As of Thursday morning:

• Zero teams have winning percentages better than .800, and just three (the Jazz, Lakers and Clippers) are better than .700.
• Just 5.0 games separate first from eighth in the East, and that number is 4.5 games in the West.
• The only team more than 8.5 games out of first place in either conference right now is the Timberwolves, and they’re just 9.5 games behind the Jazz.

So far, whether due to injury or COVID uncertainty or simply the lack of a full pre-season to prepare, there’s been a flattening of the NBA tier system, and only a small handful feel truly out of it.

If this trend sticks through the second quarter of the season, it could make for an incredibly confusing trade deadline.

Eastern semi-standard time

Another weird thing about the standings on Nov. 29, 2019: The Eastern playoff field had basically already been set — with only the Magic, then in ninth, jumping over the Hornets, then in eighth. Given how tight things are at the moment, that seems unlikely to hold true this season.

That said, the playoff field to date doesn’t look all that dissimilar from last year’s. With the Raptors and Heat faltering early, the Hawks and Cavaliers — both on the outside looking in at last year’s playoffs — have jumped into the top eight. The other six teams currently in playoff spots appeared in the post-season last year as well.

All that said, this situation is ripe with volatility, and this year will be different (did we say it’s a weird season?) because the seventh, eighth, ninth and 10th seeds will compete in a play-in tournament for the seventh and eighth spots. Therefore, it would not be surprising to see either three or no new teams in the top eight by year’s end.

Case in point: Just 2.5 games separate the so-far-injury-plagued Heat in the 13th spot from the Hawks and Cavs currently tied for sixth. The Raptors, meanwhile, sit in the 11th spot — just a half game out of the play-in tournament, should their placement so far end up holding through the end of the season.

All in all, if you’ve gotta start 2-8 some time, this is the season to do it.

The more things change…

But what about the way teams are playing?

Well, another league-wide trend has simply carried through to this season, and that’s the ever-growing number of three-pointers being taken. Here’s the number of threes taken per team per game over the last five seasons (2020–21 numbers through Jan. 28; others through the full season):

• 2016–17: 27.0
• 2017–18: 29.0
• 2018–19: 32.0
• 2019–20: 34.1
• 2020–21: 35.0

The Raptors are a slightly different story, only in that there’s been a larger leap from season to season, but they’re still following the trend:

• 2016–17: 24.3
• 2017–18: 33.0
• 2018–19: 31.2
• 2019–20: 37.0
• 2020–21: 43.2

Even historically, that’s a lot of threes. The Raptors are currently leading the league, and only the Rockets of the past two seasons have taken more per game.

....

(What to do) Could you resume the NBA season excerpt from its last sentence and keep it going? The entries that come next are separate material, unrelated to the NBA season excerpt.

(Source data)
....

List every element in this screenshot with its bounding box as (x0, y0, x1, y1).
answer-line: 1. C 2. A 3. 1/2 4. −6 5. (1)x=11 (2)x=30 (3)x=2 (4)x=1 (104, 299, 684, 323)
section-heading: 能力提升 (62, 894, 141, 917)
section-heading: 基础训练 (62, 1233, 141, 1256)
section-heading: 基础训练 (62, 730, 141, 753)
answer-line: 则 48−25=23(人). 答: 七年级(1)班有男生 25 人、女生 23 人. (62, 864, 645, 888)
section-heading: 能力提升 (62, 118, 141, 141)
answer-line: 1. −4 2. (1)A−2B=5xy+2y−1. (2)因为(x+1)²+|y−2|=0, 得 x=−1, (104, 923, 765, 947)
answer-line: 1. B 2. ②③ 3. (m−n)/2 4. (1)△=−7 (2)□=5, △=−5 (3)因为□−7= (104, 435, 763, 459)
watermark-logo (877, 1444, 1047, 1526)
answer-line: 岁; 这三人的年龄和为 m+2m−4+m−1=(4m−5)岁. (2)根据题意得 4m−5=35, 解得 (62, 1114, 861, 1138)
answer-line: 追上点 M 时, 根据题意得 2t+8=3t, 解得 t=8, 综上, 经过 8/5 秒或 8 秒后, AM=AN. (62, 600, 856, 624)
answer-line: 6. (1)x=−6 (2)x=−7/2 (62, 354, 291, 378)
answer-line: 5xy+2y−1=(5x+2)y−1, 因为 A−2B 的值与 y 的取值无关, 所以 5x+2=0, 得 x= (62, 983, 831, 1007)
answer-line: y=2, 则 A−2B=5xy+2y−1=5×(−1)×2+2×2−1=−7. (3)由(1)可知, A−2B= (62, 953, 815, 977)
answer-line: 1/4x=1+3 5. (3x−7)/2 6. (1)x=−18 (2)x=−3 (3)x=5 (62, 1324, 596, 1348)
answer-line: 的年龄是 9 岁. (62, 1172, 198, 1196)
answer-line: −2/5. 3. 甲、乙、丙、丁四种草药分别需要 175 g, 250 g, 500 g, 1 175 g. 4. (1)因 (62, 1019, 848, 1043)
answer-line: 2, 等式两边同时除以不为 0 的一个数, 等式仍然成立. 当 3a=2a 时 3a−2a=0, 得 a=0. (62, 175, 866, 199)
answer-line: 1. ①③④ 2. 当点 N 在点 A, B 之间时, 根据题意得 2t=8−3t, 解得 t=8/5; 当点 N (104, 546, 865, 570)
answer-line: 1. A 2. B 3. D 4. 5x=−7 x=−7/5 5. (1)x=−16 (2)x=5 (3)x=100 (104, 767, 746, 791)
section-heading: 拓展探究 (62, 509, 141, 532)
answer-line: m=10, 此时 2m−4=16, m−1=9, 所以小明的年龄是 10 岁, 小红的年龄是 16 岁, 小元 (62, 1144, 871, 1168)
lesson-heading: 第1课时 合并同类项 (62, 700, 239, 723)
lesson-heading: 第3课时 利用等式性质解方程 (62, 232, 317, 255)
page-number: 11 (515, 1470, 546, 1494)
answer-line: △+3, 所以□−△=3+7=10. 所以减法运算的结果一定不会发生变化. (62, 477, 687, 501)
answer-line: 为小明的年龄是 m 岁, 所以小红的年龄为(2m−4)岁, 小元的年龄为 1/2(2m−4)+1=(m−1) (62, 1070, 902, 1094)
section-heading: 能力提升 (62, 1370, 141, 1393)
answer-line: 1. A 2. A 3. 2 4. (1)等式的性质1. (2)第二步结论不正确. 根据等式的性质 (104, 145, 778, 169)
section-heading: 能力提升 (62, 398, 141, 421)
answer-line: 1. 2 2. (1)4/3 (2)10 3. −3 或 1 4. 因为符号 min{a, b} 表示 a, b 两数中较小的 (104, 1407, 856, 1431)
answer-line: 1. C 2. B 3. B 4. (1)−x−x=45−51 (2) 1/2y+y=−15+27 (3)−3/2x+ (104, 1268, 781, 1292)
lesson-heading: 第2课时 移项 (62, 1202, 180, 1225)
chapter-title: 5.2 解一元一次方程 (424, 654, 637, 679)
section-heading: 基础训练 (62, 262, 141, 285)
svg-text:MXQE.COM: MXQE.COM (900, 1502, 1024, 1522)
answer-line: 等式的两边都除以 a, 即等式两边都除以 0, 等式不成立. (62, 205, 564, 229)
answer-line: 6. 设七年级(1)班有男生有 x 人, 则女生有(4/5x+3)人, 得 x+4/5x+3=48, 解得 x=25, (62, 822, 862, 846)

....

(Exercise result)
League scoring, meanwhile — at 111.3 points per game — is pretty much on par with the last two seasons, when it was 111.2 in 2018–19 and 111.8 in 2019–20. League-wide FG% is nearly identical over the past five years, too:

• 2016–17: 45.7%
• 2017–18: 46.0%
• 2018–19: 46.1%
• 2019–20: 46.0%
• 2020–21: 46.0%

With everything that’s going on, it’s almost weirder that there isn’t more variance here — the league as a whole isn’t even a decimal point off its overall shooting performance from last season, which kind of discounts a wobbly-leg theory due to lack of pre-season.

Of course, the Raptors are in a different boat. As much heat as they’ve taken for their play on both ends so far, it won’t surprise you to know they’re underperforming that league average and their recent performances:

• 2016–17: 46.2%
• 2017–18: 47.2%
• 2018–19: 44.9%
• 2019–20: 45.8%
• 2020–21: 43.6%

Even with the additional threes they’re taking — and the departures of Marc Gasol and Serge Ibaka in the off-season — that number seems unsustainably low, especially considering the league overall hasn’t taken a step back and the Raptors are hitting on a slightly higher percentage of triples than they did last season. A regression to the FG% mean of the last few years could turn some of the tight losses to date into the kind of gutsy narrow victories often enjoyed in 2019–20.

Or, at least, it could do that — should this season not get any weirder.